OBJECTIVE: Output each line exactly as it appears, skipping any embedded picture.

[Extracted data entries]
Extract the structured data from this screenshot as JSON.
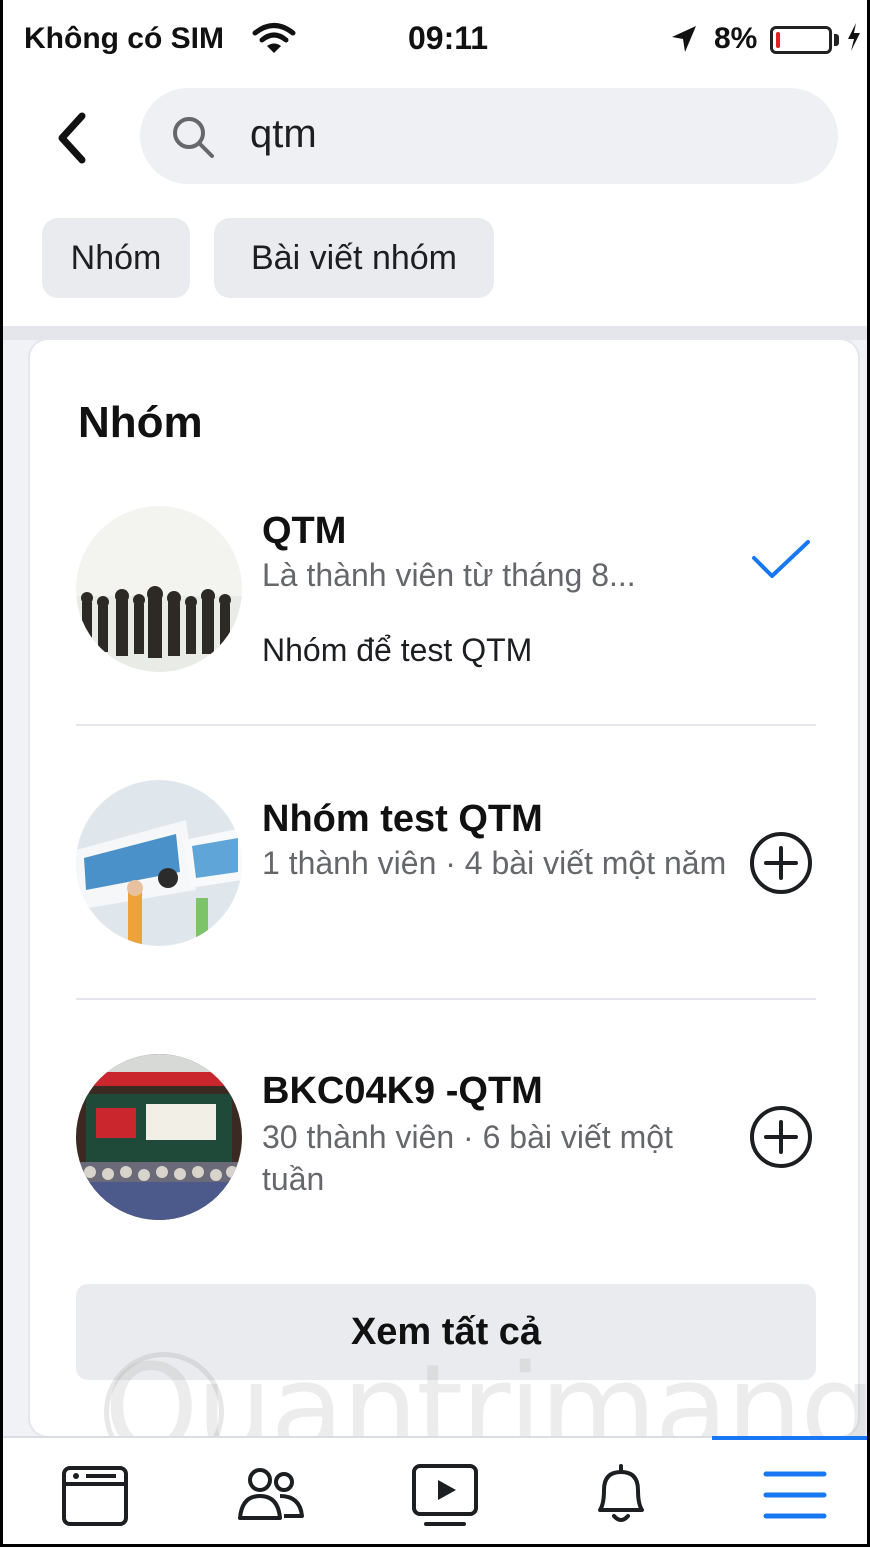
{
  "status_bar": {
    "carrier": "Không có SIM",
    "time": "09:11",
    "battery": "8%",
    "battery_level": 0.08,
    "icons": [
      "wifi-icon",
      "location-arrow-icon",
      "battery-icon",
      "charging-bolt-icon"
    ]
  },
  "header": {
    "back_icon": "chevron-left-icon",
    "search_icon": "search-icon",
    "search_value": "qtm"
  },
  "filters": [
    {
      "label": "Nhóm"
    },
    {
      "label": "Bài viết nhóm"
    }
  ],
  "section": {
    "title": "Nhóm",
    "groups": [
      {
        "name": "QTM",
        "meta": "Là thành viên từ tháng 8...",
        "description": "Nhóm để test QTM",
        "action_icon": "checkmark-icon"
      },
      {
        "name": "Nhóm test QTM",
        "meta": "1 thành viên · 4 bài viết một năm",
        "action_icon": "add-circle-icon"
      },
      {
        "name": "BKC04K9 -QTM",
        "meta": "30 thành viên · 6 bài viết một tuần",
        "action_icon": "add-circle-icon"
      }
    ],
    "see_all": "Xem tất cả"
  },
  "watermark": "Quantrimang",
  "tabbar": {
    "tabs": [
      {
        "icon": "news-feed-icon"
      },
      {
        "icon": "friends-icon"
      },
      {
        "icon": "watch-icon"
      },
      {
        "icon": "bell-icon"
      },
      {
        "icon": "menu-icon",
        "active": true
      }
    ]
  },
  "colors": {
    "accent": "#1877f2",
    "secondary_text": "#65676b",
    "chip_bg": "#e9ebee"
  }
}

EXERCISE SOLUTION:
Extract the structured data from this screenshot as JSON.
{
  "status_bar": {
    "carrier": "Không có SIM",
    "time": "09:11",
    "battery": "8%",
    "battery_level": 0.08,
    "icons": [
      "wifi-icon",
      "location-arrow-icon",
      "battery-icon",
      "charging-bolt-icon"
    ]
  },
  "header": {
    "back_icon": "chevron-left-icon",
    "search_icon": "search-icon",
    "search_value": "qtm"
  },
  "filters": [
    {
      "label": "Nhóm"
    },
    {
      "label": "Bài viết nhóm"
    }
  ],
  "section": {
    "title": "Nhóm",
    "groups": [
      {
        "name": "QTM",
        "meta": "Là thành viên từ tháng 8...",
        "description": "Nhóm để test QTM",
        "action_icon": "checkmark-icon"
      },
      {
        "name": "Nhóm test QTM",
        "meta": "1 thành viên · 4 bài viết một năm",
        "action_icon": "add-circle-icon"
      },
      {
        "name": "BKC04K9 -QTM",
        "meta": "30 thành viên · 6 bài viết một tuần",
        "action_icon": "add-circle-icon"
      }
    ],
    "see_all": "Xem tất cả"
  },
  "watermark": "Quantrimang",
  "tabbar": {
    "tabs": [
      {
        "icon": "news-feed-icon"
      },
      {
        "icon": "friends-icon"
      },
      {
        "icon": "watch-icon"
      },
      {
        "icon": "bell-icon"
      },
      {
        "icon": "menu-icon",
        "active": true
      }
    ]
  },
  "colors": {
    "accent": "#1877f2",
    "secondary_text": "#65676b",
    "chip_bg": "#e9ebee"
  }
}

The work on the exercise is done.